Data rows:
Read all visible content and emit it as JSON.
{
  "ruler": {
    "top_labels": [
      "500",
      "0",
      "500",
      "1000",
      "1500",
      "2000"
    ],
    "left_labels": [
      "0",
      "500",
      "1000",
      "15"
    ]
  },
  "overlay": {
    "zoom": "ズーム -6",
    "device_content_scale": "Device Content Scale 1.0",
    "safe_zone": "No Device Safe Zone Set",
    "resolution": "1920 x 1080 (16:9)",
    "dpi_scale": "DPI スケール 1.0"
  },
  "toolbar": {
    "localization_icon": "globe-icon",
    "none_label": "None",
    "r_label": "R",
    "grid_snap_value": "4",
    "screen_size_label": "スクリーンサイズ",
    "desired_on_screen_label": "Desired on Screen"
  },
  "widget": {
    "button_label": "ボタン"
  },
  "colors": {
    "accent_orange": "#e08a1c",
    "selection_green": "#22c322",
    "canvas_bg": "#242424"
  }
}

Exercise instructions: Print the listing above in its entirety, with every line exact.

Task response:
Read all visible content and emit it as JSON.
{
  "ruler": {
    "top_labels": [
      "500",
      "0",
      "500",
      "1000",
      "1500",
      "2000"
    ],
    "left_labels": [
      "0",
      "500",
      "1000",
      "15"
    ]
  },
  "overlay": {
    "zoom": "ズーム -6",
    "device_content_scale": "Device Content Scale 1.0",
    "safe_zone": "No Device Safe Zone Set",
    "resolution": "1920 x 1080 (16:9)",
    "dpi_scale": "DPI スケール 1.0"
  },
  "toolbar": {
    "localization_icon": "globe-icon",
    "none_label": "None",
    "r_label": "R",
    "grid_snap_value": "4",
    "screen_size_label": "スクリーンサイズ",
    "desired_on_screen_label": "Desired on Screen"
  },
  "widget": {
    "button_label": "ボタン"
  },
  "colors": {
    "accent_orange": "#e08a1c",
    "selection_green": "#22c322",
    "canvas_bg": "#242424"
  }
}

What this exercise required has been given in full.